==== Given data
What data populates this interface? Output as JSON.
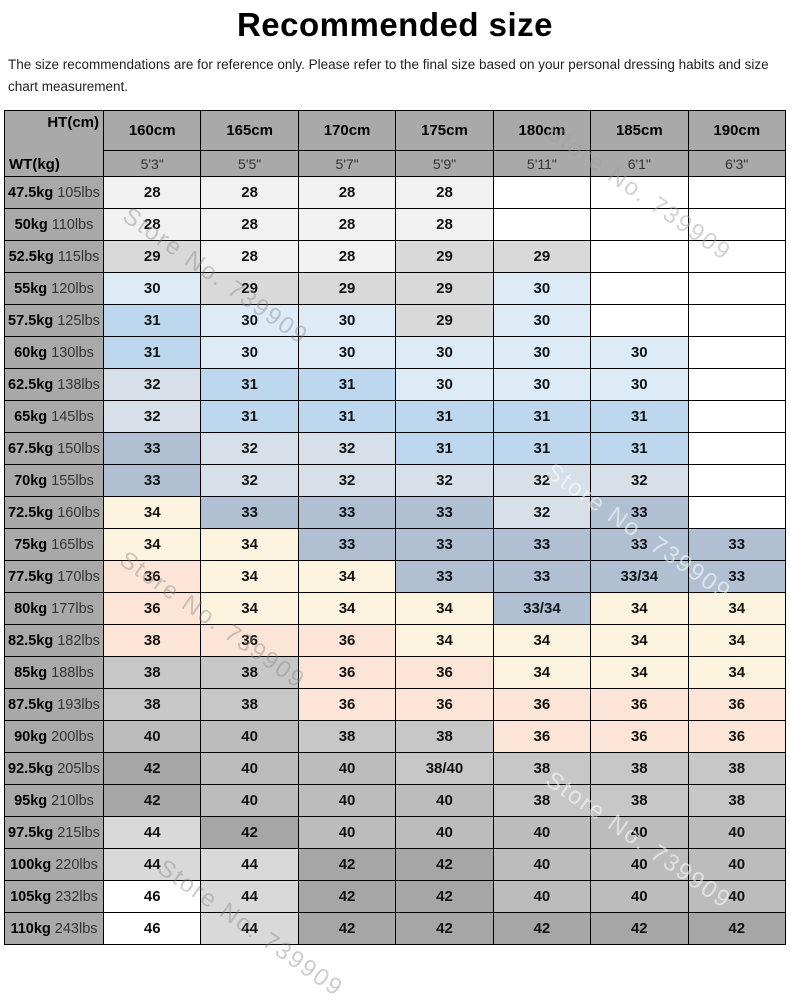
{
  "title": "Recommended size",
  "disclaimer": "The size recommendations are for reference only. Please refer to the final size based on your personal dressing habits and size chart measurement.",
  "watermark": "Store No. 739909",
  "table": {
    "corner": {
      "top": "HT(cm)",
      "bottom": "WT(kg)"
    },
    "heights_cm": [
      "160cm",
      "165cm",
      "170cm",
      "175cm",
      "180cm",
      "185cm",
      "190cm"
    ],
    "heights_ft": [
      "5'3\"",
      "5'5\"",
      "5'7\"",
      "5'9\"",
      "5'11\"",
      "6'1\"",
      "6'3\""
    ],
    "palette": {
      "w": "#ffffff",
      "w2": "#f1f1f1",
      "g1": "#d9d9d9",
      "g2": "#c7c7c7",
      "g3": "#bcbcbc",
      "g4": "#a6a6a6",
      "b1": "#ddebf7",
      "b2": "#bdd7ee",
      "b3": "#d7dfe9",
      "b4": "#b0c0d2",
      "cr": "#fbf3dd",
      "pk": "#fce4d6",
      "header": "#a9a9a9"
    },
    "rows": [
      {
        "kg": "47.5kg",
        "lbs": "105lbs",
        "cells": [
          [
            "28",
            "w2"
          ],
          [
            "28",
            "w2"
          ],
          [
            "28",
            "w2"
          ],
          [
            "28",
            "w2"
          ],
          [
            "",
            "w"
          ],
          [
            "",
            "w"
          ],
          [
            "",
            "w"
          ]
        ]
      },
      {
        "kg": "50kg",
        "lbs": "110lbs",
        "cells": [
          [
            "28",
            "w2"
          ],
          [
            "28",
            "w2"
          ],
          [
            "28",
            "w2"
          ],
          [
            "28",
            "w2"
          ],
          [
            "",
            "w"
          ],
          [
            "",
            "w"
          ],
          [
            "",
            "w"
          ]
        ]
      },
      {
        "kg": "52.5kg",
        "lbs": "115lbs",
        "cells": [
          [
            "29",
            "g1"
          ],
          [
            "28",
            "w2"
          ],
          [
            "28",
            "w2"
          ],
          [
            "29",
            "g1"
          ],
          [
            "29",
            "g1"
          ],
          [
            "",
            "w"
          ],
          [
            "",
            "w"
          ]
        ]
      },
      {
        "kg": "55kg",
        "lbs": "120lbs",
        "cells": [
          [
            "30",
            "b1"
          ],
          [
            "29",
            "g1"
          ],
          [
            "29",
            "g1"
          ],
          [
            "29",
            "g1"
          ],
          [
            "30",
            "b1"
          ],
          [
            "",
            "w"
          ],
          [
            "",
            "w"
          ]
        ]
      },
      {
        "kg": "57.5kg",
        "lbs": "125lbs",
        "cells": [
          [
            "31",
            "b2"
          ],
          [
            "30",
            "b1"
          ],
          [
            "30",
            "b1"
          ],
          [
            "29",
            "g1"
          ],
          [
            "30",
            "b1"
          ],
          [
            "",
            "w"
          ],
          [
            "",
            "w"
          ]
        ]
      },
      {
        "kg": "60kg",
        "lbs": "130lbs",
        "cells": [
          [
            "31",
            "b2"
          ],
          [
            "30",
            "b1"
          ],
          [
            "30",
            "b1"
          ],
          [
            "30",
            "b1"
          ],
          [
            "30",
            "b1"
          ],
          [
            "30",
            "b1"
          ],
          [
            "",
            "w"
          ]
        ]
      },
      {
        "kg": "62.5kg",
        "lbs": "138lbs",
        "cells": [
          [
            "32",
            "b3"
          ],
          [
            "31",
            "b2"
          ],
          [
            "31",
            "b2"
          ],
          [
            "30",
            "b1"
          ],
          [
            "30",
            "b1"
          ],
          [
            "30",
            "b1"
          ],
          [
            "",
            "w"
          ]
        ]
      },
      {
        "kg": "65kg",
        "lbs": "145lbs",
        "cells": [
          [
            "32",
            "b3"
          ],
          [
            "31",
            "b2"
          ],
          [
            "31",
            "b2"
          ],
          [
            "31",
            "b2"
          ],
          [
            "31",
            "b2"
          ],
          [
            "31",
            "b2"
          ],
          [
            "",
            "w"
          ]
        ]
      },
      {
        "kg": "67.5kg",
        "lbs": "150lbs",
        "cells": [
          [
            "33",
            "b4"
          ],
          [
            "32",
            "b3"
          ],
          [
            "32",
            "b3"
          ],
          [
            "31",
            "b2"
          ],
          [
            "31",
            "b2"
          ],
          [
            "31",
            "b2"
          ],
          [
            "",
            "w"
          ]
        ]
      },
      {
        "kg": "70kg",
        "lbs": "155lbs",
        "cells": [
          [
            "33",
            "b4"
          ],
          [
            "32",
            "b3"
          ],
          [
            "32",
            "b3"
          ],
          [
            "32",
            "b3"
          ],
          [
            "32",
            "b3"
          ],
          [
            "32",
            "b3"
          ],
          [
            "",
            "w"
          ]
        ]
      },
      {
        "kg": "72.5kg",
        "lbs": "160lbs",
        "cells": [
          [
            "34",
            "cr"
          ],
          [
            "33",
            "b4"
          ],
          [
            "33",
            "b4"
          ],
          [
            "33",
            "b4"
          ],
          [
            "32",
            "b3"
          ],
          [
            "33",
            "b4"
          ],
          [
            "",
            "w"
          ]
        ]
      },
      {
        "kg": "75kg",
        "lbs": "165lbs",
        "cells": [
          [
            "34",
            "cr"
          ],
          [
            "34",
            "cr"
          ],
          [
            "33",
            "b4"
          ],
          [
            "33",
            "b4"
          ],
          [
            "33",
            "b4"
          ],
          [
            "33",
            "b4"
          ],
          [
            "33",
            "b4"
          ]
        ]
      },
      {
        "kg": "77.5kg",
        "lbs": "170lbs",
        "cells": [
          [
            "36",
            "pk"
          ],
          [
            "34",
            "cr"
          ],
          [
            "34",
            "cr"
          ],
          [
            "33",
            "b4"
          ],
          [
            "33",
            "b4"
          ],
          [
            "33/34",
            "b4"
          ],
          [
            "33",
            "b4"
          ]
        ]
      },
      {
        "kg": "80kg",
        "lbs": "177lbs",
        "cells": [
          [
            "36",
            "pk"
          ],
          [
            "34",
            "cr"
          ],
          [
            "34",
            "cr"
          ],
          [
            "34",
            "cr"
          ],
          [
            "33/34",
            "b4"
          ],
          [
            "34",
            "cr"
          ],
          [
            "34",
            "cr"
          ]
        ]
      },
      {
        "kg": "82.5kg",
        "lbs": "182lbs",
        "cells": [
          [
            "38",
            "pk"
          ],
          [
            "36",
            "pk"
          ],
          [
            "36",
            "pk"
          ],
          [
            "34",
            "cr"
          ],
          [
            "34",
            "cr"
          ],
          [
            "34",
            "cr"
          ],
          [
            "34",
            "cr"
          ]
        ]
      },
      {
        "kg": "85kg",
        "lbs": "188lbs",
        "cells": [
          [
            "38",
            "g2"
          ],
          [
            "38",
            "g2"
          ],
          [
            "36",
            "pk"
          ],
          [
            "36",
            "pk"
          ],
          [
            "34",
            "cr"
          ],
          [
            "34",
            "cr"
          ],
          [
            "34",
            "cr"
          ]
        ]
      },
      {
        "kg": "87.5kg",
        "lbs": "193lbs",
        "cells": [
          [
            "38",
            "g2"
          ],
          [
            "38",
            "g2"
          ],
          [
            "36",
            "pk"
          ],
          [
            "36",
            "pk"
          ],
          [
            "36",
            "pk"
          ],
          [
            "36",
            "pk"
          ],
          [
            "36",
            "pk"
          ]
        ]
      },
      {
        "kg": "90kg",
        "lbs": "200lbs",
        "cells": [
          [
            "40",
            "g3"
          ],
          [
            "40",
            "g3"
          ],
          [
            "38",
            "g2"
          ],
          [
            "38",
            "g2"
          ],
          [
            "36",
            "pk"
          ],
          [
            "36",
            "pk"
          ],
          [
            "36",
            "pk"
          ]
        ]
      },
      {
        "kg": "92.5kg",
        "lbs": "205lbs",
        "cells": [
          [
            "42",
            "g4"
          ],
          [
            "40",
            "g3"
          ],
          [
            "40",
            "g3"
          ],
          [
            "38/40",
            "g2"
          ],
          [
            "38",
            "g2"
          ],
          [
            "38",
            "g2"
          ],
          [
            "38",
            "g2"
          ]
        ]
      },
      {
        "kg": "95kg",
        "lbs": "210lbs",
        "cells": [
          [
            "42",
            "g4"
          ],
          [
            "40",
            "g3"
          ],
          [
            "40",
            "g3"
          ],
          [
            "40",
            "g3"
          ],
          [
            "38",
            "g2"
          ],
          [
            "38",
            "g2"
          ],
          [
            "38",
            "g2"
          ]
        ]
      },
      {
        "kg": "97.5kg",
        "lbs": "215lbs",
        "cells": [
          [
            "44",
            "g1"
          ],
          [
            "42",
            "g4"
          ],
          [
            "40",
            "g3"
          ],
          [
            "40",
            "g3"
          ],
          [
            "40",
            "g3"
          ],
          [
            "40",
            "g3"
          ],
          [
            "40",
            "g3"
          ]
        ]
      },
      {
        "kg": "100kg",
        "lbs": "220lbs",
        "cells": [
          [
            "44",
            "g1"
          ],
          [
            "44",
            "g1"
          ],
          [
            "42",
            "g4"
          ],
          [
            "42",
            "g4"
          ],
          [
            "40",
            "g3"
          ],
          [
            "40",
            "g3"
          ],
          [
            "40",
            "g3"
          ]
        ]
      },
      {
        "kg": "105kg",
        "lbs": "232lbs",
        "cells": [
          [
            "46",
            "w"
          ],
          [
            "44",
            "g1"
          ],
          [
            "42",
            "g4"
          ],
          [
            "42",
            "g4"
          ],
          [
            "40",
            "g3"
          ],
          [
            "40",
            "g3"
          ],
          [
            "40",
            "g3"
          ]
        ]
      },
      {
        "kg": "110kg",
        "lbs": "243lbs",
        "cells": [
          [
            "46",
            "w"
          ],
          [
            "44",
            "g1"
          ],
          [
            "42",
            "g4"
          ],
          [
            "42",
            "g4"
          ],
          [
            "42",
            "g4"
          ],
          [
            "42",
            "g4"
          ],
          [
            "42",
            "g4"
          ]
        ]
      }
    ]
  }
}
========
= Work to do =
From the data above, gather every line that includes the word "size".

= Response to the task =
  "title": "Recommended size",
  "disclaimer": "The size recommendations are for reference only. Please refer to the final size based on your personal dressing habits and size chart measurement.",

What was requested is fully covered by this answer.